"""

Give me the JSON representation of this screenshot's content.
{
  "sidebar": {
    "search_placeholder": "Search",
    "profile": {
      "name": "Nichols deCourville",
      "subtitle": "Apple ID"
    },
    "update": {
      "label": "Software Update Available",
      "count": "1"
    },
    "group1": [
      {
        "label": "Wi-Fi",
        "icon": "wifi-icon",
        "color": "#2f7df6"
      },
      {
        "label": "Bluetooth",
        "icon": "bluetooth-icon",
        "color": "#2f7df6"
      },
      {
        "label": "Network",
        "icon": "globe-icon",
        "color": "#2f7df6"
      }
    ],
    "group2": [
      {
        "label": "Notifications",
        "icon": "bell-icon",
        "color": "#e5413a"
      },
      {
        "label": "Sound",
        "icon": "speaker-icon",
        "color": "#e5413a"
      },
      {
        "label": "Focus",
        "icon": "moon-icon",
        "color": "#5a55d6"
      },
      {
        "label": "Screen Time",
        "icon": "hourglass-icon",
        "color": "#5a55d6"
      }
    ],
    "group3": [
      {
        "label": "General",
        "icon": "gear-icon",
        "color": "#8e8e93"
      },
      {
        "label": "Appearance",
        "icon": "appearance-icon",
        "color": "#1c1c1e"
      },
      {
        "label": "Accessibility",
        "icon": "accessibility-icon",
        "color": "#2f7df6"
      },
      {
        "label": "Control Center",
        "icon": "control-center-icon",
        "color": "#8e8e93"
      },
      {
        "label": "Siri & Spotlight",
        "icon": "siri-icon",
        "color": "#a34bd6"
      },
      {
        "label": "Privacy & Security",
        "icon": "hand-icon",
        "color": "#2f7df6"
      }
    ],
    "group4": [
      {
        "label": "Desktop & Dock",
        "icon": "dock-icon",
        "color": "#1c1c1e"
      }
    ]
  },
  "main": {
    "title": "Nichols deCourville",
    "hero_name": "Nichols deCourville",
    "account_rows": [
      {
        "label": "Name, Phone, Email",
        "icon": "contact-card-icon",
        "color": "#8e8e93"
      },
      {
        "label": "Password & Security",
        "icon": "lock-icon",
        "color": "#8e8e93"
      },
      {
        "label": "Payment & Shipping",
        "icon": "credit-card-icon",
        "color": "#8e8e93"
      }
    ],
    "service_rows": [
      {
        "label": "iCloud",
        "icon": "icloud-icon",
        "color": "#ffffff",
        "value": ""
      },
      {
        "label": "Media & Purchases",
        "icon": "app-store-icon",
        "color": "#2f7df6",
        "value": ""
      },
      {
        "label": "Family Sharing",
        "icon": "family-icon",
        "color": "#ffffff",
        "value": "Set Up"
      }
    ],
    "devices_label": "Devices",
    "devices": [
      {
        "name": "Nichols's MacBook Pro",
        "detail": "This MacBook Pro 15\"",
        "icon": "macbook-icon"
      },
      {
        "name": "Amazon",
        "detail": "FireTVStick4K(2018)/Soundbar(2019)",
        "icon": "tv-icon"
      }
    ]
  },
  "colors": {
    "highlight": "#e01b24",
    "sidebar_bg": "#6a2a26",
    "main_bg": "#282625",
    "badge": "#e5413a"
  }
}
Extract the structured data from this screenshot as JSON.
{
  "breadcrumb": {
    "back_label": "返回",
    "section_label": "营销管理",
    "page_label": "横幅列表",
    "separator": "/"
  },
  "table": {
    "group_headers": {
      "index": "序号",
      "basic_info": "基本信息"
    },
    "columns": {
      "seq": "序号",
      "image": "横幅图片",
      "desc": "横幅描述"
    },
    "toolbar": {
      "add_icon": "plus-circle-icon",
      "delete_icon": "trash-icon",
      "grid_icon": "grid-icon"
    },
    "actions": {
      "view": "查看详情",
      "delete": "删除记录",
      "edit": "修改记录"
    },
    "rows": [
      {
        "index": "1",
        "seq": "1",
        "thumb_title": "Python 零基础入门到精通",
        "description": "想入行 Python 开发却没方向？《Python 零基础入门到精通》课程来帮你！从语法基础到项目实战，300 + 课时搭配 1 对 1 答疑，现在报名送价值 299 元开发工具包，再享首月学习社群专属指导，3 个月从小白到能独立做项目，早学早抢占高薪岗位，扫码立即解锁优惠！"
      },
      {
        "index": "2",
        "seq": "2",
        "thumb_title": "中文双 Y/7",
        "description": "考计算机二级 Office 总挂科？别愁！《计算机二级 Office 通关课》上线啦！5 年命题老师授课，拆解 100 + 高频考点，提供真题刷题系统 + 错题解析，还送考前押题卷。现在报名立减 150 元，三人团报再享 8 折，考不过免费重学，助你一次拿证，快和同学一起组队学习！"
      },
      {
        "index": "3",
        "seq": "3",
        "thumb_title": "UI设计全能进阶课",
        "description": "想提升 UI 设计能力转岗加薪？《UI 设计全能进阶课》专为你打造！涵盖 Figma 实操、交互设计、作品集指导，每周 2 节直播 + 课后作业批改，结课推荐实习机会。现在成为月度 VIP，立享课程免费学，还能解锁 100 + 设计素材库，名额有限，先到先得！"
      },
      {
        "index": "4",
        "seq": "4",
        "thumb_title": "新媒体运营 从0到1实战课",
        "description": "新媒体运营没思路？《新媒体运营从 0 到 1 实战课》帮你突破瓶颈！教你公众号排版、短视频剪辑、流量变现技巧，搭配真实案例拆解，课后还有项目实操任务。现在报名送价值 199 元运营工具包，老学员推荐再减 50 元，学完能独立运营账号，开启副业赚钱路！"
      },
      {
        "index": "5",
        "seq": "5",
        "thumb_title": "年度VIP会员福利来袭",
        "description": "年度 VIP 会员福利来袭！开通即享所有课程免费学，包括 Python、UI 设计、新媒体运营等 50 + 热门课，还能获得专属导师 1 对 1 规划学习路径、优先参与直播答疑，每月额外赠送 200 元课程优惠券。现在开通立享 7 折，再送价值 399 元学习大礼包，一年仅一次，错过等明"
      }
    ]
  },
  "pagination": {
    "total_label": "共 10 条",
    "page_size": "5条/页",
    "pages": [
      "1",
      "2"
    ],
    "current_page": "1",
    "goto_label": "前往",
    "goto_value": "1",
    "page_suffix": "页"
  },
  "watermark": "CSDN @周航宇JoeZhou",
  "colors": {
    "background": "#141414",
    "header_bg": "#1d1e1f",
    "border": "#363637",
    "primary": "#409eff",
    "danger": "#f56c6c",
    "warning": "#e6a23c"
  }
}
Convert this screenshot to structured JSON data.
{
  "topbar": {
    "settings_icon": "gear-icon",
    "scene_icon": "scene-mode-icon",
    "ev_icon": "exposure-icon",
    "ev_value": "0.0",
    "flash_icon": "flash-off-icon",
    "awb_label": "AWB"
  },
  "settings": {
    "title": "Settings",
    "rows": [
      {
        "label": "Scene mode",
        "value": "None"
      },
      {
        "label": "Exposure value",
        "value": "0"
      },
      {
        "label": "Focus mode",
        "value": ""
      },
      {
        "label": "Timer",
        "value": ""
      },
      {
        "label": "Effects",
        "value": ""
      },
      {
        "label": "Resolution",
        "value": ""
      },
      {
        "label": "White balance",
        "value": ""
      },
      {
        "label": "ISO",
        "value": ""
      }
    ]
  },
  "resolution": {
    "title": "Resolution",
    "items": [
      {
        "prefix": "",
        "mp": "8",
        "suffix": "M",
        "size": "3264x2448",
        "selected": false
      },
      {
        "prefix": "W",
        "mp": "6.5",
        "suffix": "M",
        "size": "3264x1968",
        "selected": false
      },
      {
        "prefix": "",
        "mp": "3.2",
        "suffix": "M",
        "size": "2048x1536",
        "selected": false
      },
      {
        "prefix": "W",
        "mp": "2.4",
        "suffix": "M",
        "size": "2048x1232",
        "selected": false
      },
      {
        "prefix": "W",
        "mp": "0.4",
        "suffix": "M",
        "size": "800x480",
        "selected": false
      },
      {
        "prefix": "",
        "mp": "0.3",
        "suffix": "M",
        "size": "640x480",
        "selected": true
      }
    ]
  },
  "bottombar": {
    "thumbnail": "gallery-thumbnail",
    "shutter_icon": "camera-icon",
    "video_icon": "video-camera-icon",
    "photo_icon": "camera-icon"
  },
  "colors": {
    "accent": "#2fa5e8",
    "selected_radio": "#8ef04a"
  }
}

"""

_STATED EXERCISE:_ How many lines in these entries contain the string "card"? State the number and nothing more.

_WRITTEN RESPONSE:_ 2